| Work instructions |
The exercise asks for every line of the data to be reproduced exactly.

Begin

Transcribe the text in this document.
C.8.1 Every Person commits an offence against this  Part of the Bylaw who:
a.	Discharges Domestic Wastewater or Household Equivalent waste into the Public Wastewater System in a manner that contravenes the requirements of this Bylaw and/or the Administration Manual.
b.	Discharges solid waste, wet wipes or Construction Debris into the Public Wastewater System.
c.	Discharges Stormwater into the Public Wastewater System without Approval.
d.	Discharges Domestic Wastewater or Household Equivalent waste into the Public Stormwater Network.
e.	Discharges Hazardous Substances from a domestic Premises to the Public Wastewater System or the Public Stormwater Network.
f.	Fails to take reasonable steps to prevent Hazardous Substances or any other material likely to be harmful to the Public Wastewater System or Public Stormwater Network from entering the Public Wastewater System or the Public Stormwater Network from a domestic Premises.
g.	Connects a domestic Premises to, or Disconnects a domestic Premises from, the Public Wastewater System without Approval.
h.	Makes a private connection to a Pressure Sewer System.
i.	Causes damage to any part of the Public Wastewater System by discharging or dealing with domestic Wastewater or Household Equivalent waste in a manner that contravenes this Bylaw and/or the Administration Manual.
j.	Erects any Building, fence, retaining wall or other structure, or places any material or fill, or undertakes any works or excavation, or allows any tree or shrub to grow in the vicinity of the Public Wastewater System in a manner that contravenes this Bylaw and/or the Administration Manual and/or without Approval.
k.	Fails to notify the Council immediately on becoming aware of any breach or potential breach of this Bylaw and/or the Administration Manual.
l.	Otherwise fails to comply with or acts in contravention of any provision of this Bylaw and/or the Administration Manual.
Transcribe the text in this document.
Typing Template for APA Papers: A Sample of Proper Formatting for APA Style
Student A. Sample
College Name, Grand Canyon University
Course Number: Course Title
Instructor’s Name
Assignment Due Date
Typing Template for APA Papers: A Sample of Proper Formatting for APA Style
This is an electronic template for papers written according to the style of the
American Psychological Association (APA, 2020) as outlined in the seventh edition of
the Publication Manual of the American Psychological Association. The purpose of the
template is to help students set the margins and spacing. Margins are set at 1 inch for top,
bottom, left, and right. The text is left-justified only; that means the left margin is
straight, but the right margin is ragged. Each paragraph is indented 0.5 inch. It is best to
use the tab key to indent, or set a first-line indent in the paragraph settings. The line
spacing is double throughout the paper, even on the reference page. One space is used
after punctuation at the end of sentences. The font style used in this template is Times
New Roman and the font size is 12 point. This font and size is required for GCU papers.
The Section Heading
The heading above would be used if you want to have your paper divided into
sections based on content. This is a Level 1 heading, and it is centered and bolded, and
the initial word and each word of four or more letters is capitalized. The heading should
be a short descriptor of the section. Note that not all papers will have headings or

End

| Written response |
Transcribe the text in this document.
C.8.1 Every Person commits an offence against this  Part of the Bylaw who:
a.	Discharges Domestic Wastewater or Household Equivalent waste into the Public Wastewater System in a manner that contravenes the requirements of this Bylaw and/or the Administration Manual.
b.	Discharges solid waste, wet wipes or Construction Debris into the Public Wastewater System.
c.	Discharges Stormwater into the Public Wastewater System without Approval.
d.	Discharges Domestic Wastewater or Household Equivalent waste into the Public Stormwater Network.
e.	Discharges Hazardous Substances from a domestic Premises to the Public Wastewater System or the Public Stormwater Network.
f.	Fails to take reasonable steps to prevent Hazardous Substances or any other material likely to be harmful to the Public Wastewater System or Public Stormwater Network from entering the Public Wastewater System or the Public Stormwater Network from a domestic Premises.
g.	Connects a domestic Premises to, or Disconnects a domestic Premises from, the Public Wastewater System without Approval.
h.	Makes a private connection to a Pressure Sewer System.
i.	Causes damage to any part of the Public Wastewater System by discharging or dealing with domestic Wastewater or Household Equivalent waste in a manner that contravenes this Bylaw and/or the Administration Manual.
j.	Erects any Building, fence, retaining wall or other structure, or places any material or fill, or undertakes any works or excavation, or allows any tree or shrub to grow in the vicinity of the Public Wastewater System in a manner that contravenes this Bylaw and/or the Administration Manual and/or without Approval.
k.	Fails to notify the Council immediately on becoming aware of any breach or potential breach of this Bylaw and/or the Administration Manual.
l.	Otherwise fails to comply with or acts in contravention of any provision of this Bylaw and/or the Administration Manual.
Transcribe the text in this document.
Typing Template for APA Papers: A Sample of Proper Formatting for APA Style
Student A. Sample
College Name, Grand Canyon University
Course Number: Course Title
Instructor’s Name
Assignment Due Date
Typing Template for APA Papers: A Sample of Proper Formatting for APA Style
This is an electronic template for papers written according to the style of the
American Psychological Association (APA, 2020) as outlined in the seventh edition of
the Publication Manual of the American Psychological Association. The purpose of the
template is to help students set the margins and spacing. Margins are set at 1 inch for top,
bottom, left, and right. The text is left-justified only; that means the left margin is
straight, but the right margin is ragged. Each paragraph is indented 0.5 inch. It is best to
use the tab key to indent, or set a first-line indent in the paragraph settings. The line
spacing is double throughout the paper, even on the reference page. One space is used
after punctuation at the end of sentences. The font style used in this template is Times
New Roman and the font size is 12 point. This font and size is required for GCU papers.
The Section Heading
The heading above would be used if you want to have your paper divided into
sections based on content. This is a Level 1 heading, and it is centered and bolded, and
the initial word and each word of four or more letters is capitalized. The heading should
be a short descriptor of the section. Note that not all papers will have headings or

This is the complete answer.